◆ **DESCRIPTION OF THE TASK**
Write the records out again exactly, leaving no images in.

◆ **RECORDS FOR THE EXERCISE**
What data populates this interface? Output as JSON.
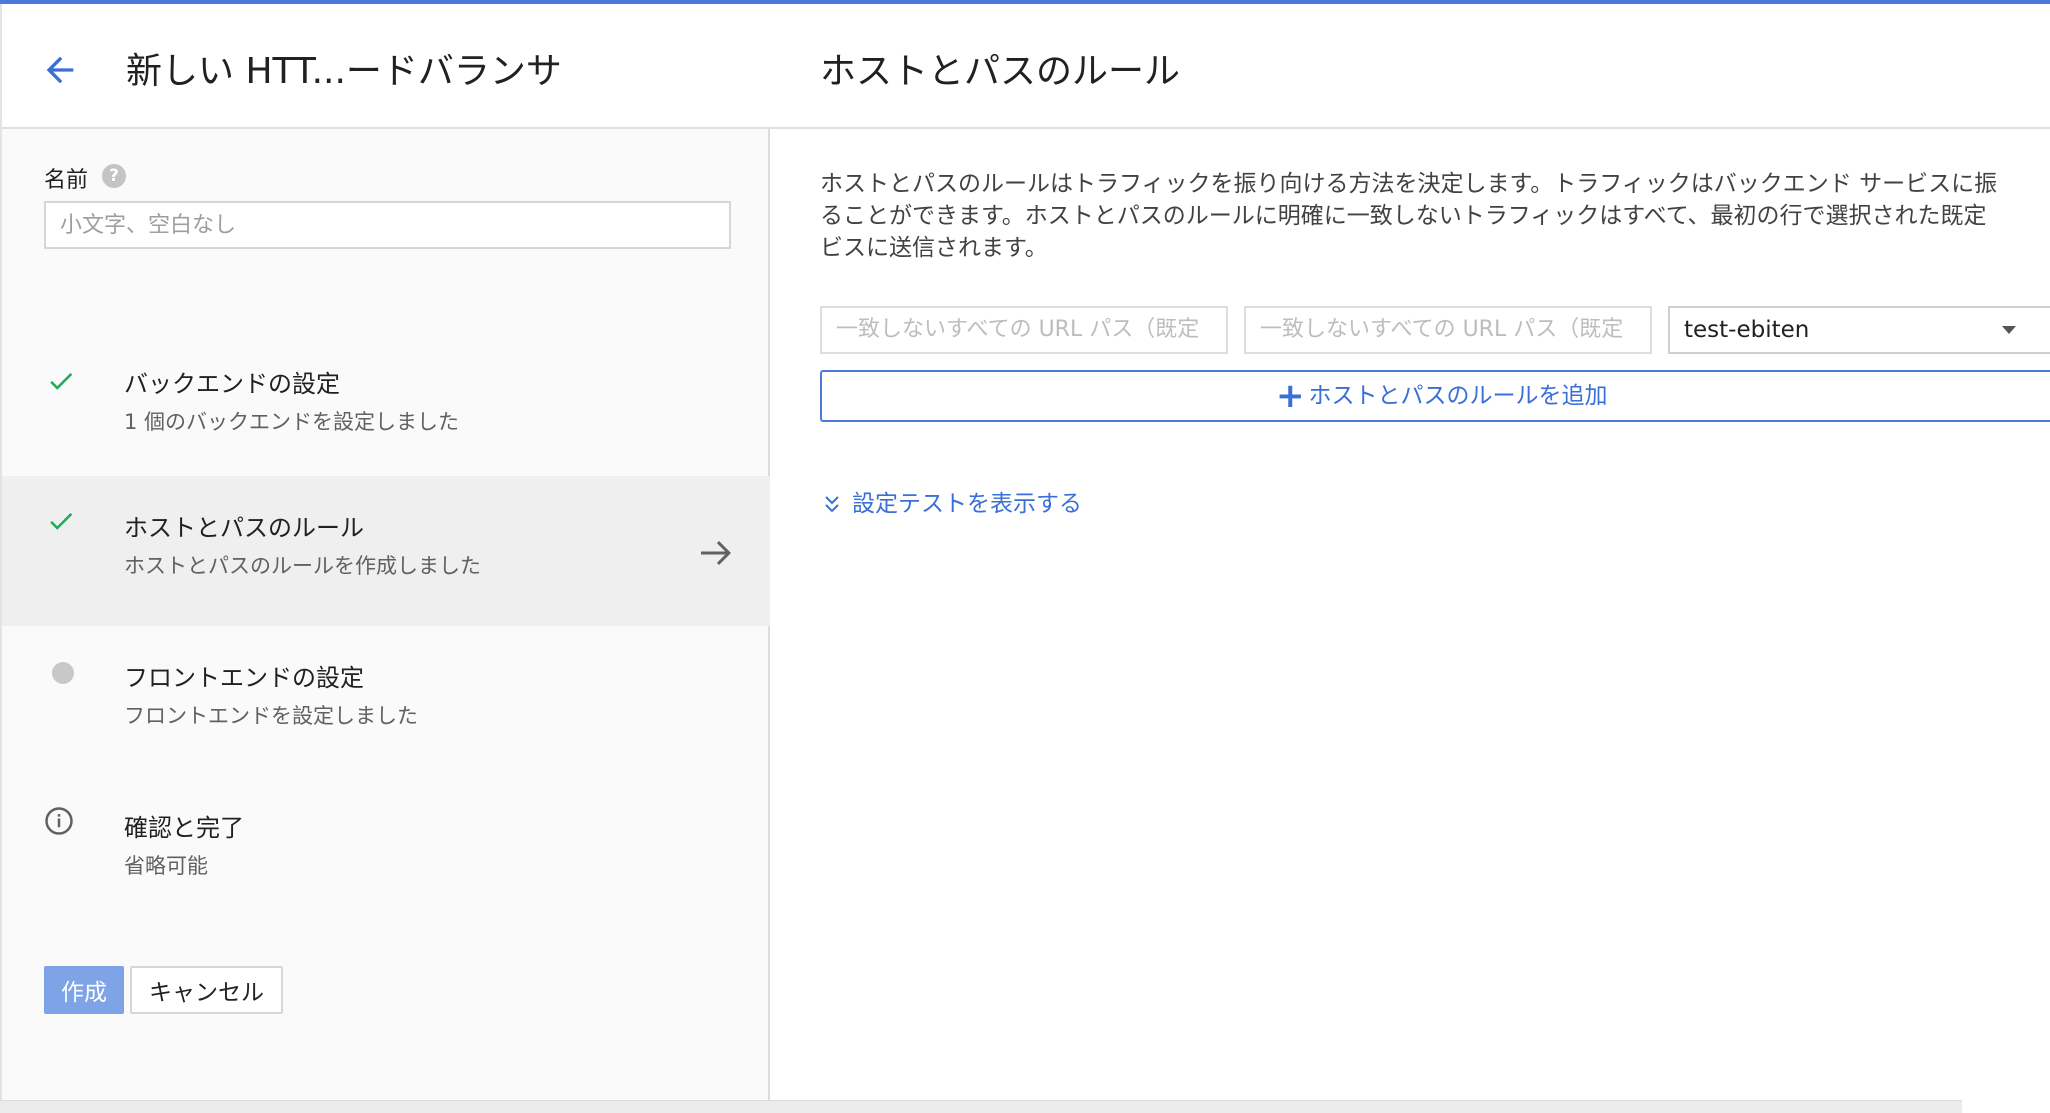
{
  "colors": {
    "accent": "#4a7bdc",
    "link": "#3a6fd8",
    "check": "#1faa59",
    "primary_button_disabled": "#7ea3e6"
  },
  "left": {
    "title": "新しい HTT...ードバランサ",
    "name_label": "名前",
    "name_placeholder": "小文字、空白なし",
    "steps": [
      {
        "title": "バックエンドの設定",
        "subtitle": "1 個のバックエンドを設定しました",
        "status": "done"
      },
      {
        "title": "ホストとパスのルール",
        "subtitle": "ホストとパスのルールを作成しました",
        "status": "done",
        "active": true
      },
      {
        "title": "フロントエンドの設定",
        "subtitle": "フロントエンドを設定しました",
        "status": "pending"
      },
      {
        "title": "確認と完了",
        "subtitle": "省略可能",
        "status": "info"
      }
    ],
    "create_label": "作成",
    "cancel_label": "キャンセル"
  },
  "right": {
    "title": "ホストとパスのルール",
    "description": [
      "ホストとパスのルールはトラフィックを振り向ける方法を決定します。トラフィックはバックエンド サービスに振",
      "ることができます。ホストとパスのルールに明確に一致しないトラフィックはすべて、最初の行で選択された既定",
      "ビスに送信されます。"
    ],
    "host_field": "一致しないすべての URL パス（既定",
    "path_field": "一致しないすべての URL パス（既定",
    "backend_value": "test-ebiten",
    "add_rule_label": "ホストとパスのルールを追加",
    "show_test_label": "設定テストを表示する"
  },
  "icons": {
    "back": "arrow-left-icon",
    "help": "help-icon",
    "done": "check-icon",
    "pending": "dot-icon",
    "info": "info-icon",
    "next": "arrow-right-icon",
    "add": "plus-icon",
    "expand": "chevron-double-down-icon"
  }
}
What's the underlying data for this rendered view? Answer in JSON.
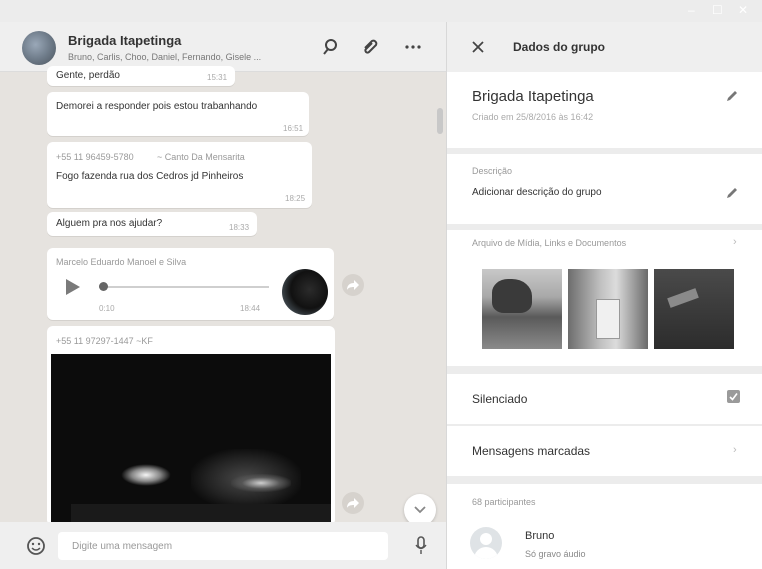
{
  "chat": {
    "title": "Brigada Itapetinga",
    "members": "Bruno, Carlis, Choo, Daniel, Fernando, Gisele ...",
    "messages": [
      {
        "text": "Gente, perdão",
        "time": "15:31"
      },
      {
        "text": "Demorei a responder pois estou trabanhando",
        "time": "16:51"
      },
      {
        "sender_phone": "+55 11 96459-5780",
        "sender_name": "~ Canto Da Mensarita",
        "text": "Fogo fazenda rua dos Cedros jd Pinheiros",
        "time": "18:25"
      },
      {
        "text": "Alguem pra nos ajudar?",
        "time": "18:33"
      },
      {
        "sender": "Marcelo Eduardo Manoel e Silva",
        "audio_duration": "0:10",
        "time": "18:44",
        "audio_progress": 0.02
      },
      {
        "sender": "+55 11 97297-1447 ~KF"
      }
    ],
    "composer_placeholder": "Digite uma mensagem"
  },
  "info": {
    "header_title": "Dados do grupo",
    "group_name": "Brigada Itapetinga",
    "created": "Criado em 25/8/2016 às 16:42",
    "description_label": "Descrição",
    "description_action": "Adicionar descrição do grupo",
    "media_label": "Arquivo de Mídia, Links e Documentos",
    "muted_label": "Silenciado",
    "muted": true,
    "starred_label": "Mensagens marcadas",
    "participants_label": "68 participantes",
    "participant": {
      "name": "Bruno",
      "status": "Só gravo áudio"
    }
  },
  "icons": [
    "search-icon",
    "attach-icon",
    "more-icon",
    "close-icon",
    "pencil-icon",
    "chevron-right-icon",
    "emoji-icon",
    "mic-icon",
    "play-icon",
    "share-icon",
    "chevron-down-icon",
    "checkbox-icon"
  ]
}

◆ **RESULT**
What data populates this interface? Output as JSON.
{
  "colors": {
    "accent": "#4a7bdc",
    "link": "#3a6fd8",
    "check": "#1faa59",
    "primary_button_disabled": "#7ea3e6"
  },
  "left": {
    "title": "新しい HTT...ードバランサ",
    "name_label": "名前",
    "name_placeholder": "小文字、空白なし",
    "steps": [
      {
        "title": "バックエンドの設定",
        "subtitle": "1 個のバックエンドを設定しました",
        "status": "done"
      },
      {
        "title": "ホストとパスのルール",
        "subtitle": "ホストとパスのルールを作成しました",
        "status": "done",
        "active": true
      },
      {
        "title": "フロントエンドの設定",
        "subtitle": "フロントエンドを設定しました",
        "status": "pending"
      },
      {
        "title": "確認と完了",
        "subtitle": "省略可能",
        "status": "info"
      }
    ],
    "create_label": "作成",
    "cancel_label": "キャンセル"
  },
  "right": {
    "title": "ホストとパスのルール",
    "description": [
      "ホストとパスのルールはトラフィックを振り向ける方法を決定します。トラフィックはバックエンド サービスに振",
      "ることができます。ホストとパスのルールに明確に一致しないトラフィックはすべて、最初の行で選択された既定",
      "ビスに送信されます。"
    ],
    "host_field": "一致しないすべての URL パス（既定",
    "path_field": "一致しないすべての URL パス（既定",
    "backend_value": "test-ebiten",
    "add_rule_label": "ホストとパスのルールを追加",
    "show_test_label": "設定テストを表示する"
  },
  "icons": {
    "back": "arrow-left-icon",
    "help": "help-icon",
    "done": "check-icon",
    "pending": "dot-icon",
    "info": "info-icon",
    "next": "arrow-right-icon",
    "add": "plus-icon",
    "expand": "chevron-double-down-icon"
  }
}
What's the underlying data for this rendered view? Answer in JSON.
{
  "chat": {
    "title": "Brigada Itapetinga",
    "members": "Bruno, Carlis, Choo, Daniel, Fernando, Gisele ...",
    "messages": [
      {
        "text": "Gente, perdão",
        "time": "15:31"
      },
      {
        "text": "Demorei a responder pois estou trabanhando",
        "time": "16:51"
      },
      {
        "sender_phone": "+55 11 96459-5780",
        "sender_name": "~ Canto Da Mensarita",
        "text": "Fogo fazenda rua dos Cedros jd Pinheiros",
        "time": "18:25"
      },
      {
        "text": "Alguem pra nos ajudar?",
        "time": "18:33"
      },
      {
        "sender": "Marcelo Eduardo Manoel e Silva",
        "audio_duration": "0:10",
        "time": "18:44",
        "audio_progress": 0.02
      },
      {
        "sender": "+55 11 97297-1447 ~KF"
      }
    ],
    "composer_placeholder": "Digite uma mensagem"
  },
  "info": {
    "header_title": "Dados do grupo",
    "group_name": "Brigada Itapetinga",
    "created": "Criado em 25/8/2016 às 16:42",
    "description_label": "Descrição",
    "description_action": "Adicionar descrição do grupo",
    "media_label": "Arquivo de Mídia, Links e Documentos",
    "muted_label": "Silenciado",
    "muted": true,
    "starred_label": "Mensagens marcadas",
    "participants_label": "68 participantes",
    "participant": {
      "name": "Bruno",
      "status": "Só gravo áudio"
    }
  },
  "icons": [
    "search-icon",
    "attach-icon",
    "more-icon",
    "close-icon",
    "pencil-icon",
    "chevron-right-icon",
    "emoji-icon",
    "mic-icon",
    "play-icon",
    "share-icon",
    "chevron-down-icon",
    "checkbox-icon"
  ]
}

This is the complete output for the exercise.